#### Text provided:

Subscribing to ‘enable’ and ‘state’ on the Entity didn’t work for me either, but subscribing to the event on the ScriptType object itself does:

    this.on('enable', this.onEnable, this);

This is a bit of a necro, so I’m not sure if this broke or changed intentionally in the last two years, but the documentation still says call it on the entity and this is the only relevant forum post, so hopefully this helps anyone trying to figure this out.

Do you have a link to the doc please?

I was talking about this page, though I think now I misread it as saying you subscribe to the event on the Entity, but its saying that if you disable the Entity it will fire the event on the Script. The code sample looks correct in the doc.

Is there a plan to add Script methods for onEnable, etc. like initialize()? It would help to make the API self documenting so we don’t have to rely on googling for forum posts and docs.

#### What to do:
From the forum thread about script enable events, extract everything from "Subscribing to ‘enable’" down to "the doc please?". You can ignore the records; they aren't needed here.

(Page layout parsing data)

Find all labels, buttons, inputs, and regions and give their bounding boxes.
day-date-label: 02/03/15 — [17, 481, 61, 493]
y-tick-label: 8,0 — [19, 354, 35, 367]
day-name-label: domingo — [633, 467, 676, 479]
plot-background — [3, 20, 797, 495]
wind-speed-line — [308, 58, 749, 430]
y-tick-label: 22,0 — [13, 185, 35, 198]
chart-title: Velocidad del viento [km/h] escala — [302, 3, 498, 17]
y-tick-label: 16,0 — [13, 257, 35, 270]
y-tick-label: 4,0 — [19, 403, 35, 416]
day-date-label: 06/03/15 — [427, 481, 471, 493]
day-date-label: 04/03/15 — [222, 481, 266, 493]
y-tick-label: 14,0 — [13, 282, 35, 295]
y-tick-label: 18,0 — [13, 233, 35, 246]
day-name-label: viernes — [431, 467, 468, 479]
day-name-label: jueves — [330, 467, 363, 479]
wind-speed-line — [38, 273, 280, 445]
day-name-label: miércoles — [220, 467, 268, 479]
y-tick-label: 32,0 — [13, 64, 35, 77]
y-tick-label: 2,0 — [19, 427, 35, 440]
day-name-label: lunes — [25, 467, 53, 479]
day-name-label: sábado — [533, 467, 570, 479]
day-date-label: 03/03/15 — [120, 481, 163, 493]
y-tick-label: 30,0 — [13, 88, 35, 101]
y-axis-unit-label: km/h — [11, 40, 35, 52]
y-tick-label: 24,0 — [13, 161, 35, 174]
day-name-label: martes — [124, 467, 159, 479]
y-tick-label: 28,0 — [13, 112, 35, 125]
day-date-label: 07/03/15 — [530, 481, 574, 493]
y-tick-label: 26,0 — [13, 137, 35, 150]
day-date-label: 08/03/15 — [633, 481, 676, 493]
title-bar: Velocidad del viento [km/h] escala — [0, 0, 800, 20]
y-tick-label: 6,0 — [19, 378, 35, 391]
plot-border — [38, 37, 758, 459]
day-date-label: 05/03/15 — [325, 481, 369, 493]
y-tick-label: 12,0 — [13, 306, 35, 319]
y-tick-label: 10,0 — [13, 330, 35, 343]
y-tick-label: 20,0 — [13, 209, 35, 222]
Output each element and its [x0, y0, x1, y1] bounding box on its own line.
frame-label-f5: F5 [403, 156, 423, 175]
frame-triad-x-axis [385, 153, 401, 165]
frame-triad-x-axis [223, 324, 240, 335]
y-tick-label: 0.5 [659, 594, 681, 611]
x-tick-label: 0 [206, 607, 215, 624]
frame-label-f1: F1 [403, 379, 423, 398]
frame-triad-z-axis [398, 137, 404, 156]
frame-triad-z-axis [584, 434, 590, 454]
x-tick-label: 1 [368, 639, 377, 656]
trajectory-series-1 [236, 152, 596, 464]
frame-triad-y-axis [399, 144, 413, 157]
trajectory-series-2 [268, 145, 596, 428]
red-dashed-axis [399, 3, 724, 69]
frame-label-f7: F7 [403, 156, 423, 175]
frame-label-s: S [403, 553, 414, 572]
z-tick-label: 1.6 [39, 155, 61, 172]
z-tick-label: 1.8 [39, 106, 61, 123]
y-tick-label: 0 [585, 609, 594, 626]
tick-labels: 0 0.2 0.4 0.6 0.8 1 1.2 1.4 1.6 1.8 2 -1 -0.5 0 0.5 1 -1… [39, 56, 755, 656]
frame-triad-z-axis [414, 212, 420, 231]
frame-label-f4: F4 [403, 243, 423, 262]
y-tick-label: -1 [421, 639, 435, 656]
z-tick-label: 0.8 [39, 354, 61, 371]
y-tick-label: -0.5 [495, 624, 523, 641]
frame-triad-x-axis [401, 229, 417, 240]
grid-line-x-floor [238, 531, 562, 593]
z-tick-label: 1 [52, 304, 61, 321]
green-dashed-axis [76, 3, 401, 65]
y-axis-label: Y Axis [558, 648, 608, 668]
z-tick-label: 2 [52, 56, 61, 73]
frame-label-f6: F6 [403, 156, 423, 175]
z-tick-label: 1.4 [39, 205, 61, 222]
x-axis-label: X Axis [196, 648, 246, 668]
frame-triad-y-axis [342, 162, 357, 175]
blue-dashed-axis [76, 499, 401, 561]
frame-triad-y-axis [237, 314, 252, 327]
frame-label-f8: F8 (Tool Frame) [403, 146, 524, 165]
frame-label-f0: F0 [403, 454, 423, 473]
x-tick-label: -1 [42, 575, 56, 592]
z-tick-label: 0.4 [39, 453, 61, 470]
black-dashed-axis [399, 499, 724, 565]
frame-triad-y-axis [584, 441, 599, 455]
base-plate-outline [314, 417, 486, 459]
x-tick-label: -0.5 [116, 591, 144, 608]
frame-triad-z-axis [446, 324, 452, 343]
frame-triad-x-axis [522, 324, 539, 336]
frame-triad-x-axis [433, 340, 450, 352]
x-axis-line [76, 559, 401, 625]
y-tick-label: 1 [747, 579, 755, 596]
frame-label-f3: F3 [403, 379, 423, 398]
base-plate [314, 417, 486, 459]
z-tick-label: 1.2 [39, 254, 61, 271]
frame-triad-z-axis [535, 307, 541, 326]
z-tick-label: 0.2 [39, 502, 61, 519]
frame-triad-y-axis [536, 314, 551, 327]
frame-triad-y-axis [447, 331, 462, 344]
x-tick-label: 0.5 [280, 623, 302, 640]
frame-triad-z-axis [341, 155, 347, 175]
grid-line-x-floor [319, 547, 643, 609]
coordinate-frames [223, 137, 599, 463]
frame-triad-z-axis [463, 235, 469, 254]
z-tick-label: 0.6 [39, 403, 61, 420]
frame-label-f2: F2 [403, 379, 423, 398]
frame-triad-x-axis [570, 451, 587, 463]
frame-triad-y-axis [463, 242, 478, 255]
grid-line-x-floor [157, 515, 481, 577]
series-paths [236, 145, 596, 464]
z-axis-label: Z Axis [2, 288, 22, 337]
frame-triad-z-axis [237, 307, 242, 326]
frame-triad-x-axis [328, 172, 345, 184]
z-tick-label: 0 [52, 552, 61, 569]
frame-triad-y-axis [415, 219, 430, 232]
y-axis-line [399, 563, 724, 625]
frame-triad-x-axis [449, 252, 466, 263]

#### Result for this exercise:
Subscribing to ‘enable’ and ‘state’ on the Entity didn’t work for me either, but subscribing to the event on the ScriptType object itself does:

    this.on('enable', this.onEnable, this);

This is a bit of a necro, so I’m not sure if this broke or changed intentionally in the last two years, but the documentation still says call it on the entity and this is the only relevant forum post, so hopefully this helps anyone trying to figure this out.

Do you have a link to the doc please?